Source records →
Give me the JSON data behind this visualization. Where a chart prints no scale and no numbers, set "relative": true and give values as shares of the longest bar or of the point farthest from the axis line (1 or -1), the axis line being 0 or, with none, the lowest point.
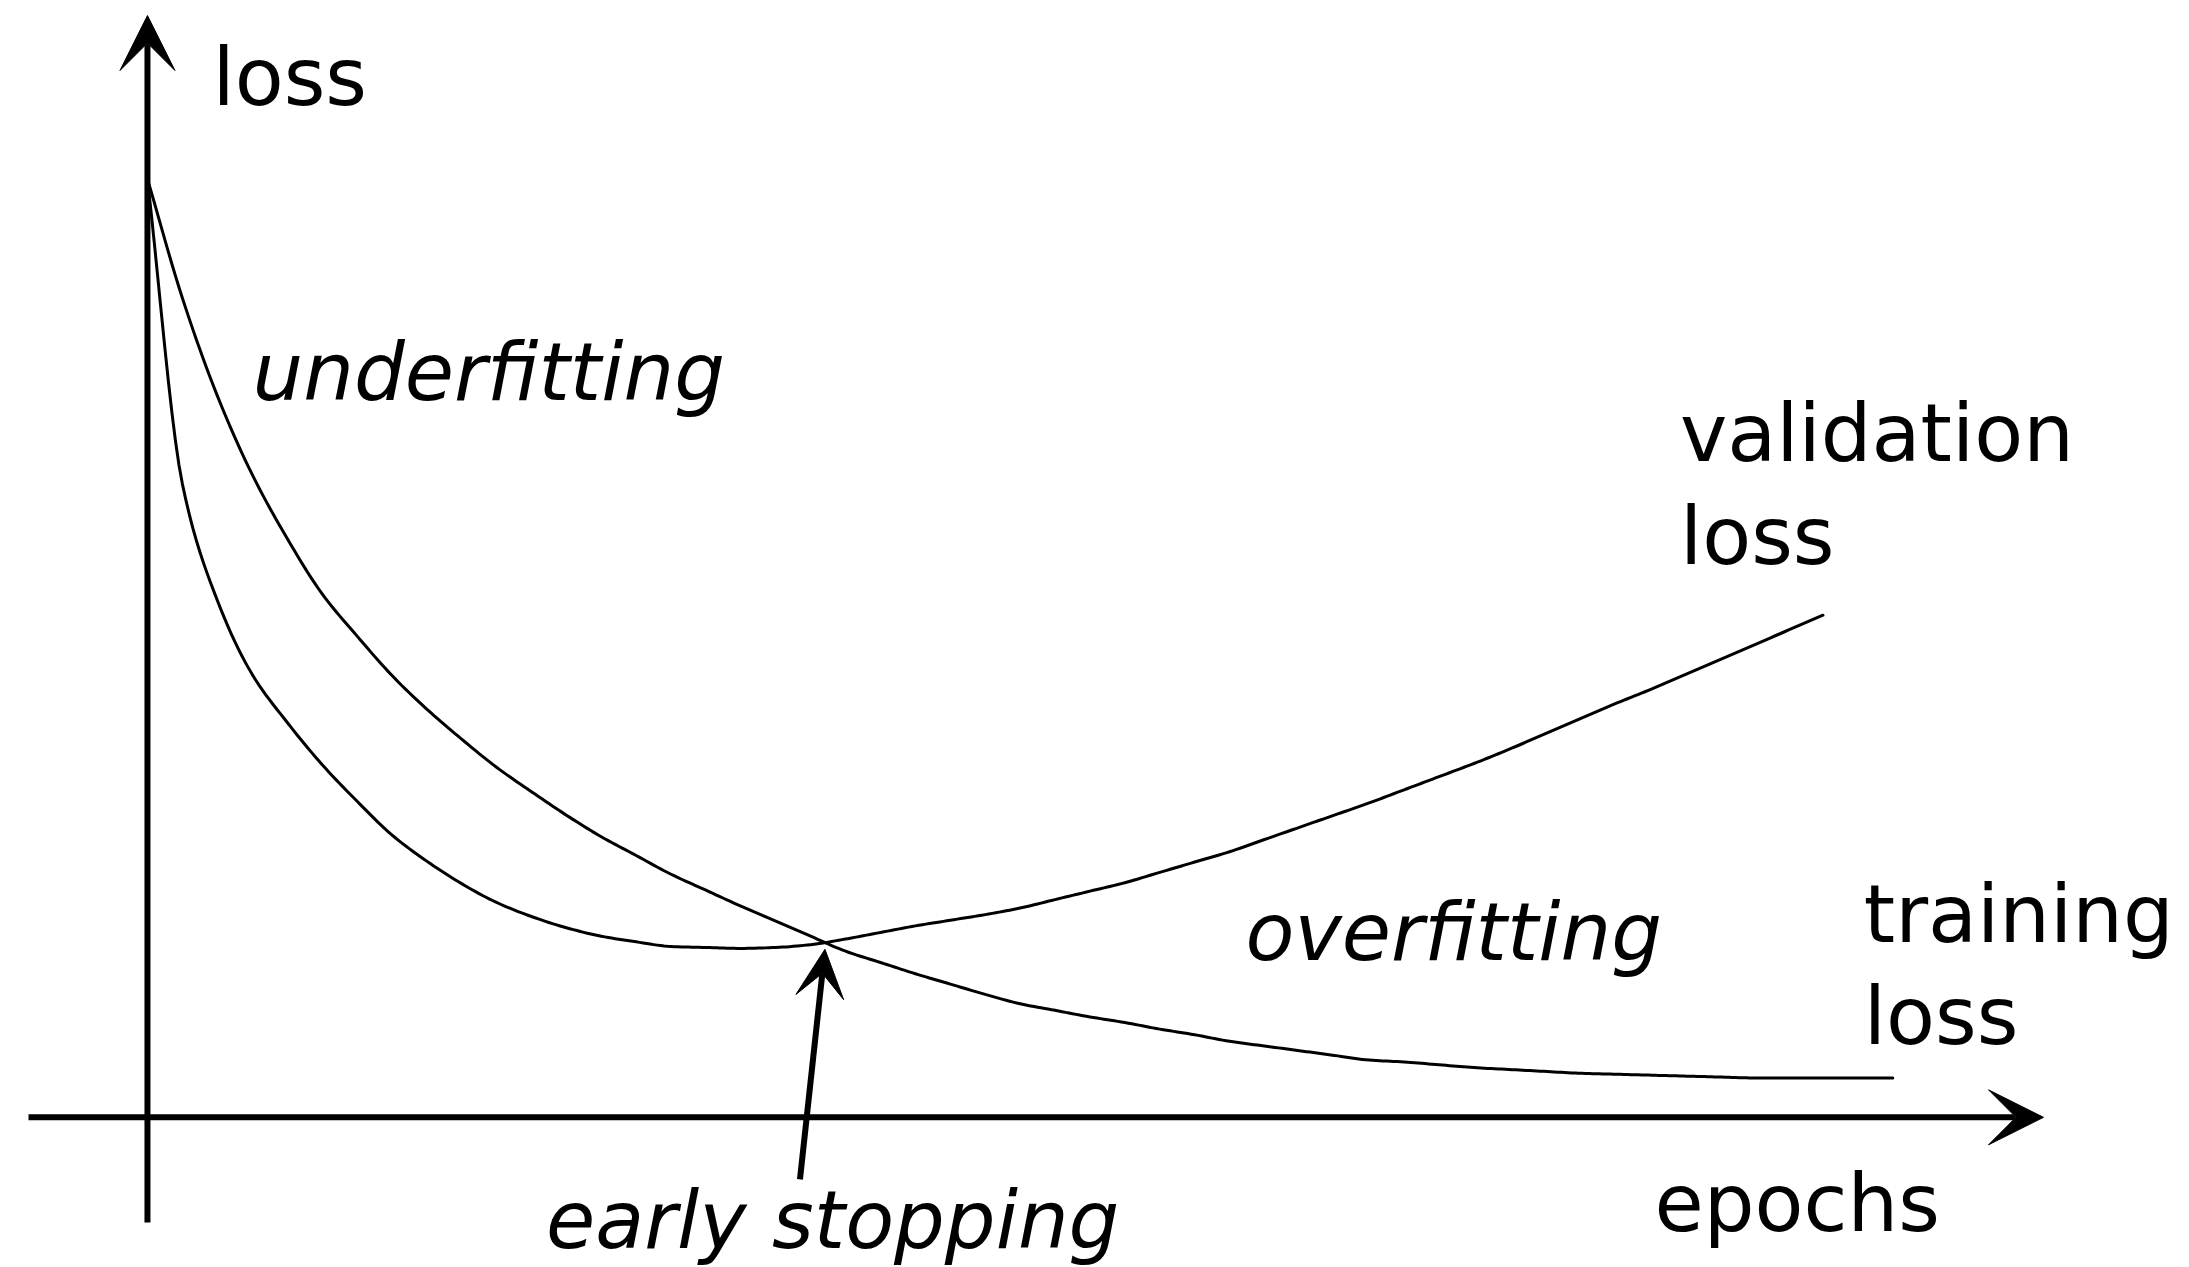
{
  "chart_data": {
    "type": "line",
    "relative": true,
    "xlabel": "epochs",
    "ylabel": "loss",
    "line_style": "solid",
    "categories": [
      null,
      null,
      null,
      null,
      null,
      null,
      null,
      null,
      null,
      null,
      null,
      null,
      null,
      null,
      null,
      null,
      null,
      null,
      null,
      null,
      null,
      null,
      null,
      null,
      null,
      null,
      null,
      null,
      null,
      null,
      null,
      null,
      null,
      null,
      null,
      null,
      null,
      null,
      null,
      null,
      null,
      null,
      null,
      null,
      null,
      null,
      null,
      null,
      null,
      null,
      null
    ],
    "series": [
      {
        "name": "validation loss",
        "color": "#000000",
        "values": [
          1.0,
          0.675,
          0.551,
          0.472,
          0.421,
          0.376,
          0.337,
          0.301,
          0.273,
          0.249,
          0.229,
          0.214,
          0.202,
          0.193,
          0.187,
          0.182,
          0.181,
          0.18,
          0.181,
          0.184,
          0.19,
          0.197,
          0.204,
          0.21,
          0.216,
          0.223,
          0.232,
          0.241,
          0.25,
          0.261,
          0.272,
          0.283,
          0.296,
          0.309,
          0.322,
          0.335,
          0.349,
          0.363,
          0.377,
          0.392,
          0.408,
          0.424,
          0.44,
          0.455,
          0.471,
          0.487,
          0.503,
          0.519,
          0.535,
          null,
          null
        ]
      },
      {
        "name": "training loss",
        "color": "#000000",
        "values": [
          1.0,
          0.873,
          0.769,
          0.685,
          0.617,
          0.558,
          0.513,
          0.471,
          0.435,
          0.403,
          0.373,
          0.347,
          0.322,
          0.299,
          0.279,
          0.259,
          0.242,
          0.225,
          0.209,
          0.193,
          0.177,
          0.165,
          0.153,
          0.142,
          0.131,
          0.121,
          0.114,
          0.107,
          0.101,
          0.094,
          0.088,
          0.081,
          0.076,
          0.071,
          0.066,
          0.061,
          0.059,
          0.056,
          0.053,
          0.051,
          0.049,
          0.047,
          0.046,
          0.045,
          0.044,
          0.043,
          0.042,
          0.042,
          0.042,
          0.042,
          0.042
        ]
      }
    ],
    "annotations": [
      "underfitting",
      "overfitting",
      "early stopping"
    ]
  }
}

What needs to be done → Return each line of the data that contains the string "loss".

Answer for this exercise →
    "ylabel": "loss",
        "name": "validation loss",
        "name": "training loss",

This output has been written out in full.